Work to do: Pictures in the records should not be copied, but every other part must be repeated exactly.

══ Record extracts

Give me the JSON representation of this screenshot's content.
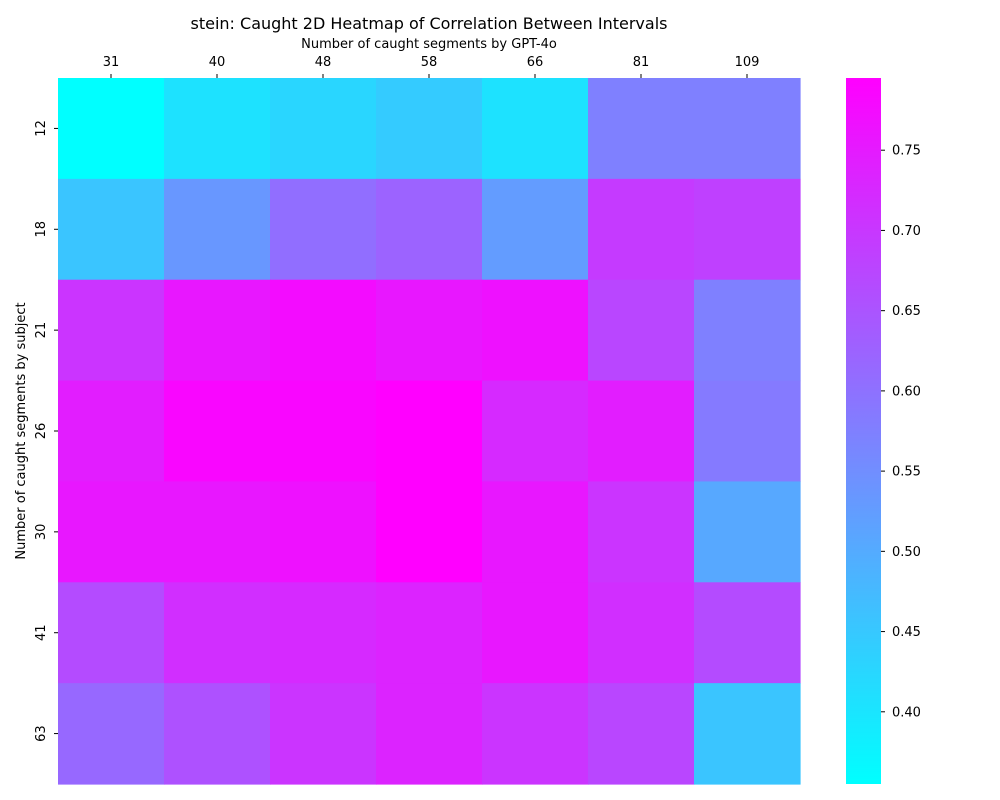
{
  "chart_data": {
    "type": "heatmap",
    "title": "stein: Caught 2D Heatmap of Correlation Between Intervals",
    "xlabel": "Number of caught segments by GPT-4o",
    "ylabel": "Number of caught segments by subject",
    "x_categories": [
      "31",
      "40",
      "48",
      "58",
      "66",
      "81",
      "109"
    ],
    "y_categories": [
      "12",
      "18",
      "21",
      "26",
      "30",
      "41",
      "63"
    ],
    "values": [
      [
        0.355,
        0.405,
        0.425,
        0.445,
        0.405,
        0.575,
        0.575
      ],
      [
        0.455,
        0.535,
        0.605,
        0.625,
        0.525,
        0.695,
        0.685
      ],
      [
        0.705,
        0.755,
        0.775,
        0.755,
        0.765,
        0.675,
        0.575
      ],
      [
        0.745,
        0.785,
        0.785,
        0.795,
        0.725,
        0.745,
        0.585
      ],
      [
        0.755,
        0.755,
        0.765,
        0.795,
        0.755,
        0.705,
        0.505
      ],
      [
        0.665,
        0.715,
        0.725,
        0.735,
        0.755,
        0.715,
        0.665
      ],
      [
        0.615,
        0.655,
        0.705,
        0.735,
        0.705,
        0.675,
        0.455
      ]
    ],
    "colormap": "cool",
    "color_min": "#00ffff",
    "color_max": "#ff00ff",
    "vmin": 0.355,
    "vmax": 0.795,
    "colorbar_ticks": [
      "0.40",
      "0.45",
      "0.50",
      "0.55",
      "0.60",
      "0.65",
      "0.70",
      "0.75"
    ],
    "x_axis_position": "top",
    "grid": false,
    "colorbar_position": "right"
  }
}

════

Result for this task:
Give me the JSON representation of this screenshot's content.
{
  "chart_data": {
    "type": "heatmap",
    "title": "stein: Caught 2D Heatmap of Correlation Between Intervals",
    "xlabel": "Number of caught segments by GPT-4o",
    "ylabel": "Number of caught segments by subject",
    "x_categories": [
      "31",
      "40",
      "48",
      "58",
      "66",
      "81",
      "109"
    ],
    "y_categories": [
      "12",
      "18",
      "21",
      "26",
      "30",
      "41",
      "63"
    ],
    "values": [
      [
        0.355,
        0.405,
        0.425,
        0.445,
        0.405,
        0.575,
        0.575
      ],
      [
        0.455,
        0.535,
        0.605,
        0.625,
        0.525,
        0.695,
        0.685
      ],
      [
        0.705,
        0.755,
        0.775,
        0.755,
        0.765,
        0.675,
        0.575
      ],
      [
        0.745,
        0.785,
        0.785,
        0.795,
        0.725,
        0.745,
        0.585
      ],
      [
        0.755,
        0.755,
        0.765,
        0.795,
        0.755,
        0.705,
        0.505
      ],
      [
        0.665,
        0.715,
        0.725,
        0.735,
        0.755,
        0.715,
        0.665
      ],
      [
        0.615,
        0.655,
        0.705,
        0.735,
        0.705,
        0.675,
        0.455
      ]
    ],
    "colormap": "cool",
    "color_min": "#00ffff",
    "color_max": "#ff00ff",
    "vmin": 0.355,
    "vmax": 0.795,
    "colorbar_ticks": [
      "0.40",
      "0.45",
      "0.50",
      "0.55",
      "0.60",
      "0.65",
      "0.70",
      "0.75"
    ],
    "x_axis_position": "top",
    "grid": false,
    "colorbar_position": "right"
  }
}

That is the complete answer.